**Dataset rows:**

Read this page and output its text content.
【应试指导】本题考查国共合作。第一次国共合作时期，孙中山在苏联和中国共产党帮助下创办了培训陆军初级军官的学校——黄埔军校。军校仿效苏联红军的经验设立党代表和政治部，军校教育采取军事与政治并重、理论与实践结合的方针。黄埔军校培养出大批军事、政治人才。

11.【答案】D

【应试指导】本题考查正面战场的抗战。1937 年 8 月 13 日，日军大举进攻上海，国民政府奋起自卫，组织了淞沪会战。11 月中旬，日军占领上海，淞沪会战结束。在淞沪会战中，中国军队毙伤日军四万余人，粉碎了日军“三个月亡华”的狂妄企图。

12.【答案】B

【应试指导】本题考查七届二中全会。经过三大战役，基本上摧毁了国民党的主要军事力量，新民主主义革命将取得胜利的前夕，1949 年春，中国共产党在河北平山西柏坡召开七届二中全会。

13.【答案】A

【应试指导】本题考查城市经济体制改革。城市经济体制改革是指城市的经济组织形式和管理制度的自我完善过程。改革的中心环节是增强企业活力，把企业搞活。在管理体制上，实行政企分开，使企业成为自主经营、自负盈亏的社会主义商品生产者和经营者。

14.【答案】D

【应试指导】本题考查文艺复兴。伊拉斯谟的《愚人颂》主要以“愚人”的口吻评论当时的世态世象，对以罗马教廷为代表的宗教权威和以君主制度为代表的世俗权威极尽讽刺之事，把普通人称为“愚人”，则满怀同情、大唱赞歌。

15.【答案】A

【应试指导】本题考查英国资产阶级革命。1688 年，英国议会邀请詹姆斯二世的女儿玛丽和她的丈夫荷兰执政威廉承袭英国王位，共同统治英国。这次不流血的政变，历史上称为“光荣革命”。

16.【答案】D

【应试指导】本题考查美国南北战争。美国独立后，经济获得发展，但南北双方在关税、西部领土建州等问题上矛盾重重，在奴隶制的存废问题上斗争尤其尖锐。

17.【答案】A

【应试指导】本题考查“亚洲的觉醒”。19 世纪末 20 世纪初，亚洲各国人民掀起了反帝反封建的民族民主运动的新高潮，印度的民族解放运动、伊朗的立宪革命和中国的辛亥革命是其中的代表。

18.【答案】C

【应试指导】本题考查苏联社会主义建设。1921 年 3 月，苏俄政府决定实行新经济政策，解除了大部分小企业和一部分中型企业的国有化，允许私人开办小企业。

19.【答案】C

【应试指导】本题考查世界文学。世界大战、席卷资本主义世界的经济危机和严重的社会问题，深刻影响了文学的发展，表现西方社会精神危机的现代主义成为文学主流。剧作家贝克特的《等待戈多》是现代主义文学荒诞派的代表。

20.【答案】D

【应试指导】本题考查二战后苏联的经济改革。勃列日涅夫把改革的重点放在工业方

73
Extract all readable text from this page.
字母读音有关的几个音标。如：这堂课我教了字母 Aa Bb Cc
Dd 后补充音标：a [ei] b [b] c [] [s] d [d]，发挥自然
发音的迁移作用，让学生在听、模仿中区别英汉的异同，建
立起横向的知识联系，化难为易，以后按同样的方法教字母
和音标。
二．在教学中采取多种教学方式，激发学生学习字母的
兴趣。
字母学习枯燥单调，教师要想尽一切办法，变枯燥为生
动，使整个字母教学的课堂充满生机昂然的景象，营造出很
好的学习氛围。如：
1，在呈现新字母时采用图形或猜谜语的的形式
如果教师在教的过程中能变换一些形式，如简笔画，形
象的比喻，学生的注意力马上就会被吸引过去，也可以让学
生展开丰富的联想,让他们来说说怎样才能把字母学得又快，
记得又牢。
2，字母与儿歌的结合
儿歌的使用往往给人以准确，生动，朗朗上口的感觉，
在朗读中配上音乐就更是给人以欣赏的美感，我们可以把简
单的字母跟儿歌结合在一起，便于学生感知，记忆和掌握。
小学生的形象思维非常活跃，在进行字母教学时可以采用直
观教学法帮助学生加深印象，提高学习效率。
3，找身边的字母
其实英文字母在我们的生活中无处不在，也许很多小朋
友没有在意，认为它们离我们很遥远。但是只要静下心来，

**The task:** Output all of the data again, exactly.

**Solution to this exercise:**
Read this page and output its text content.
【应试指导】本题考查国共合作。第一次国共合作时期，孙中山在苏联和中国共产党帮助下创办了培训陆军初级军官的学校——黄埔军校。军校仿效苏联红军的经验设立党代表和政治部，军校教育采取军事与政治并重、理论与实践结合的方针。黄埔军校培养出大批军事、政治人才。

11.【答案】D

【应试指导】本题考查正面战场的抗战。1937 年 8 月 13 日，日军大举进攻上海，国民政府奋起自卫，组织了淞沪会战。11 月中旬，日军占领上海，淞沪会战结束。在淞沪会战中，中国军队毙伤日军四万余人，粉碎了日军“三个月亡华”的狂妄企图。

12.【答案】B

【应试指导】本题考查七届二中全会。经过三大战役，基本上摧毁了国民党的主要军事力量，新民主主义革命将取得胜利的前夕，1949 年春，中国共产党在河北平山西柏坡召开七届二中全会。

13.【答案】A

【应试指导】本题考查城市经济体制改革。城市经济体制改革是指城市的经济组织形式和管理制度的自我完善过程。改革的中心环节是增强企业活力，把企业搞活。在管理体制上，实行政企分开，使企业成为自主经营、自负盈亏的社会主义商品生产者和经营者。

14.【答案】D

【应试指导】本题考查文艺复兴。伊拉斯谟的《愚人颂》主要以“愚人”的口吻评论当时的世态世象，对以罗马教廷为代表的宗教权威和以君主制度为代表的世俗权威极尽讽刺之事，把普通人称为“愚人”，则满怀同情、大唱赞歌。

15.【答案】A

【应试指导】本题考查英国资产阶级革命。1688 年，英国议会邀请詹姆斯二世的女儿玛丽和她的丈夫荷兰执政威廉承袭英国王位，共同统治英国。这次不流血的政变，历史上称为“光荣革命”。

16.【答案】D

【应试指导】本题考查美国南北战争。美国独立后，经济获得发展，但南北双方在关税、西部领土建州等问题上矛盾重重，在奴隶制的存废问题上斗争尤其尖锐。

17.【答案】A

【应试指导】本题考查“亚洲的觉醒”。19 世纪末 20 世纪初，亚洲各国人民掀起了反帝反封建的民族民主运动的新高潮，印度的民族解放运动、伊朗的立宪革命和中国的辛亥革命是其中的代表。

18.【答案】C

【应试指导】本题考查苏联社会主义建设。1921 年 3 月，苏俄政府决定实行新经济政策，解除了大部分小企业和一部分中型企业的国有化，允许私人开办小企业。

19.【答案】C

【应试指导】本题考查世界文学。世界大战、席卷资本主义世界的经济危机和严重的社会问题，深刻影响了文学的发展，表现西方社会精神危机的现代主义成为文学主流。剧作家贝克特的《等待戈多》是现代主义文学荒诞派的代表。

20.【答案】D

【应试指导】本题考查二战后苏联的经济改革。勃列日涅夫把改革的重点放在工业方

73
Extract all readable text from this page.
字母读音有关的几个音标。如：这堂课我教了字母 Aa Bb Cc
Dd 后补充音标：a [ei] b [b] c [] [s] d [d]，发挥自然
发音的迁移作用，让学生在听、模仿中区别英汉的异同，建
立起横向的知识联系，化难为易，以后按同样的方法教字母
和音标。
二．在教学中采取多种教学方式，激发学生学习字母的
兴趣。
字母学习枯燥单调，教师要想尽一切办法，变枯燥为生
动，使整个字母教学的课堂充满生机昂然的景象，营造出很
好的学习氛围。如：
1，在呈现新字母时采用图形或猜谜语的的形式
如果教师在教的过程中能变换一些形式，如简笔画，形
象的比喻，学生的注意力马上就会被吸引过去，也可以让学
生展开丰富的联想,让他们来说说怎样才能把字母学得又快，
记得又牢。
2，字母与儿歌的结合
儿歌的使用往往给人以准确，生动，朗朗上口的感觉，
在朗读中配上音乐就更是给人以欣赏的美感，我们可以把简
单的字母跟儿歌结合在一起，便于学生感知，记忆和掌握。
小学生的形象思维非常活跃，在进行字母教学时可以采用直
观教学法帮助学生加深印象，提高学习效率。
3，找身边的字母
其实英文字母在我们的生活中无处不在，也许很多小朋
友没有在意，认为它们离我们很遥远。但是只要静下心来，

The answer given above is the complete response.